• Directions:
Search the lines of the records for the word "hours", and copy every line that has it.

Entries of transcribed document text
:::
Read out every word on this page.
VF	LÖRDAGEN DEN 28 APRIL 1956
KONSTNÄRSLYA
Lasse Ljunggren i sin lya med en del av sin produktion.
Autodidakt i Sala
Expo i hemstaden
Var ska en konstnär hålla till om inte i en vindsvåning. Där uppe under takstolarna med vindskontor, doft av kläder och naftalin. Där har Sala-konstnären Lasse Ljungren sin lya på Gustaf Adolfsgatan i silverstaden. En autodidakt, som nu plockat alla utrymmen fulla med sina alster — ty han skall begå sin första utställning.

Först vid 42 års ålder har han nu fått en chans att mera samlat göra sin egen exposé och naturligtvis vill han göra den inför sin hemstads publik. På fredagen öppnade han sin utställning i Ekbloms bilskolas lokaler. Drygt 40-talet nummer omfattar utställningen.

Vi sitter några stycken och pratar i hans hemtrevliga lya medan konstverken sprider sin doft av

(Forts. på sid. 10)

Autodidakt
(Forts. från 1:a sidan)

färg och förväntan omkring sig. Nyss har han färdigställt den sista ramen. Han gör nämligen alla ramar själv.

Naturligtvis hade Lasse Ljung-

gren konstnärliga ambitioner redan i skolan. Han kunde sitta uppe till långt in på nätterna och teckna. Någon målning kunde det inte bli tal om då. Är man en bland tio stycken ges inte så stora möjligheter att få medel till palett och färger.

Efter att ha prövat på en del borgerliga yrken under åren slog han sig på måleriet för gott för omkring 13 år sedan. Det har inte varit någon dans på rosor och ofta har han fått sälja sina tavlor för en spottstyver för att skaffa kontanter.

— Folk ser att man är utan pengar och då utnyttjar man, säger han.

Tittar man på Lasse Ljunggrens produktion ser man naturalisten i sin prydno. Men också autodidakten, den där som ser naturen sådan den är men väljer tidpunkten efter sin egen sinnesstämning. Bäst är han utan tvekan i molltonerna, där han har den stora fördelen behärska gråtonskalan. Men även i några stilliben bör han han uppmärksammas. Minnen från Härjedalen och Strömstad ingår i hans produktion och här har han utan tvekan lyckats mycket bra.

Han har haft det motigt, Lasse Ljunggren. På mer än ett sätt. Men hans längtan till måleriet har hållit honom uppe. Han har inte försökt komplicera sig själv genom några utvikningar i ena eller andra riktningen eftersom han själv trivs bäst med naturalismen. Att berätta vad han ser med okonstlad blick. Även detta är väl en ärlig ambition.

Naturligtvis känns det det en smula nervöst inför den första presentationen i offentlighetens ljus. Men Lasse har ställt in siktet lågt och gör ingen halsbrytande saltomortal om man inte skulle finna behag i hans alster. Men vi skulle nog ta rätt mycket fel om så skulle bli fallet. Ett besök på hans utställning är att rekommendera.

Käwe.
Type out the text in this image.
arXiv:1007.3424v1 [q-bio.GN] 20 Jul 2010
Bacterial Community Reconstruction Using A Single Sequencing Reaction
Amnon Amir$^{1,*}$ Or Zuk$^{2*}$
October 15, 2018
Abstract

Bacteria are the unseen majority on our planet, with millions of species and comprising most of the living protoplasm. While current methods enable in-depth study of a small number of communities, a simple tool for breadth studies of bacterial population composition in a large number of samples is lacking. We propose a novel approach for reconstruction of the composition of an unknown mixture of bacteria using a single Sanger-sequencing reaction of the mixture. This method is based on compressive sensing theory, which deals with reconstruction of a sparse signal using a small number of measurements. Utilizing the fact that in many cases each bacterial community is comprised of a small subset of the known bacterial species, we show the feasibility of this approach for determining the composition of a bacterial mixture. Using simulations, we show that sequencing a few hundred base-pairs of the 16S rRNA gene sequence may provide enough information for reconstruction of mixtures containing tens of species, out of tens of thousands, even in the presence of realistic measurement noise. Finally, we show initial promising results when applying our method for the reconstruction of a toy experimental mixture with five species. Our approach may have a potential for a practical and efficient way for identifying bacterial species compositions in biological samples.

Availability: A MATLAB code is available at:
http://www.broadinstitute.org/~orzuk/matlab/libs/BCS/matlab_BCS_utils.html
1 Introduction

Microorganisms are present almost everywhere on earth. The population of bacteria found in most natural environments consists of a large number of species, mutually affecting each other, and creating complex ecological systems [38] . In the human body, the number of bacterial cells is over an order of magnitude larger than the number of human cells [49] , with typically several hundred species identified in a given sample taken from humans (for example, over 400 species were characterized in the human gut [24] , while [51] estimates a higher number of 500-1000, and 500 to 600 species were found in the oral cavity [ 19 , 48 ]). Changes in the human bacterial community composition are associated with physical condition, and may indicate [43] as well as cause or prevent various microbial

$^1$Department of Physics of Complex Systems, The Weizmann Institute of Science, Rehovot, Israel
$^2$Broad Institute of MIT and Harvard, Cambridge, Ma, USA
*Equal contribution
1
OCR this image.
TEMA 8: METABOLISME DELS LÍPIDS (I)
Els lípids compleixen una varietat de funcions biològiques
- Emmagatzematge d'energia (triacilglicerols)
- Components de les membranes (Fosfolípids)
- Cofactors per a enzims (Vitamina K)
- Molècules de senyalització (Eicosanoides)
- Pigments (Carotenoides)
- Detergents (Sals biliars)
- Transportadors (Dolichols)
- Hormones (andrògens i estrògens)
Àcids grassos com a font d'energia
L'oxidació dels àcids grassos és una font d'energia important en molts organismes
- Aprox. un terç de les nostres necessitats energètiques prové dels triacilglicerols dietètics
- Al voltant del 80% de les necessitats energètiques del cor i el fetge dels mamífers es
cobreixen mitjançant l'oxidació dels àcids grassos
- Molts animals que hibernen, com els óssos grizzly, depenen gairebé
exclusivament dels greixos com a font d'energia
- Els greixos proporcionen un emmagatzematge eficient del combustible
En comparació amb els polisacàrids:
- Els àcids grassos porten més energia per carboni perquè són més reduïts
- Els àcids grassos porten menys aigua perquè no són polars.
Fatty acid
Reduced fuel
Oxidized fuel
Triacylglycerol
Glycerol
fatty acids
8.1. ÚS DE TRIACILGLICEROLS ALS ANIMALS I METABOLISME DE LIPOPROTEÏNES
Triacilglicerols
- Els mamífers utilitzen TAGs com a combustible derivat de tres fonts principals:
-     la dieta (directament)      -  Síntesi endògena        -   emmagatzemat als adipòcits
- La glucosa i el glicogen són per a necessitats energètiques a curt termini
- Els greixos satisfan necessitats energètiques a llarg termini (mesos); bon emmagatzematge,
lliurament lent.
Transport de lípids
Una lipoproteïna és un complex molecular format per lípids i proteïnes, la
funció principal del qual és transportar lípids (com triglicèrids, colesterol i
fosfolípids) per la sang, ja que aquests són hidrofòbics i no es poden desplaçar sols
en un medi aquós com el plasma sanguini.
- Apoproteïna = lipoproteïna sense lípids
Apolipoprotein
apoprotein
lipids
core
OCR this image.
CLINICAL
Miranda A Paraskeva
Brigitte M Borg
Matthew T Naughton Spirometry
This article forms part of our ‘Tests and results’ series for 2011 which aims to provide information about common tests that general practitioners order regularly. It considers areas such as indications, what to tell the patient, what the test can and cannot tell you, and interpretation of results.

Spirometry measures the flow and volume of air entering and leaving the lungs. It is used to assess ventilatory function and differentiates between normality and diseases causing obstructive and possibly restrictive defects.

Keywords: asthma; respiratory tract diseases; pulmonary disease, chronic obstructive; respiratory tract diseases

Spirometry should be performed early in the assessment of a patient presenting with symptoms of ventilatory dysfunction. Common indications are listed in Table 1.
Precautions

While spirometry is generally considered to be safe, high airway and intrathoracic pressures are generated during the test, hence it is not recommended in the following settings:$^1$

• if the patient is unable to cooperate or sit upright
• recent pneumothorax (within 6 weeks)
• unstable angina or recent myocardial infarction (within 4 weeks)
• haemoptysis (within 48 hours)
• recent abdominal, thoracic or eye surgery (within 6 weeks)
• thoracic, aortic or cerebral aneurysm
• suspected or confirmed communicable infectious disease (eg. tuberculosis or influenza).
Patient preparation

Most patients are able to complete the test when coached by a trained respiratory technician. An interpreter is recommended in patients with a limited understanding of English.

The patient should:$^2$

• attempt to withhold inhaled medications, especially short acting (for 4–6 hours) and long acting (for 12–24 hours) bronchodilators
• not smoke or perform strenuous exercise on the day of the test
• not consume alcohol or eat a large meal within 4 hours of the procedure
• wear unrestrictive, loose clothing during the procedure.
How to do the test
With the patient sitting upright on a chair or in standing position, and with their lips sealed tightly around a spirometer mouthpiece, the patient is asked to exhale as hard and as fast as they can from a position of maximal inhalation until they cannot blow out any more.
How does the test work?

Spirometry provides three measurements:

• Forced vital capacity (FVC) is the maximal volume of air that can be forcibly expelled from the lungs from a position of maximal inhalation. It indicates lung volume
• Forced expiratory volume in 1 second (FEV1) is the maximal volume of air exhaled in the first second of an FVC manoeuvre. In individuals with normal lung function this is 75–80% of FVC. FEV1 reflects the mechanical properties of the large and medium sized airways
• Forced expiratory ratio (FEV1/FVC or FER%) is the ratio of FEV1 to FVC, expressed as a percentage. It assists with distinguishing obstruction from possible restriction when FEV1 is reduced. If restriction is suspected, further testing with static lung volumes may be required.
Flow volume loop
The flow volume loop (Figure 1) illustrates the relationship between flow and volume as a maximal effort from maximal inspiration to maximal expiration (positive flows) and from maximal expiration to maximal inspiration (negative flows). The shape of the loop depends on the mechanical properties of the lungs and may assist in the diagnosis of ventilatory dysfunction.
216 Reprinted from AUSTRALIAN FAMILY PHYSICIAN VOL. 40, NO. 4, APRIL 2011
:::
• Answer for the task:
• haemoptysis (within 48 hours)
• attempt to withhold inhaled medications, especially short acting (for 4–6 hours) and long acting (for 12–24 hours) bronchodilators
• not consume alcohol or eat a large meal within 4 hours of the procedure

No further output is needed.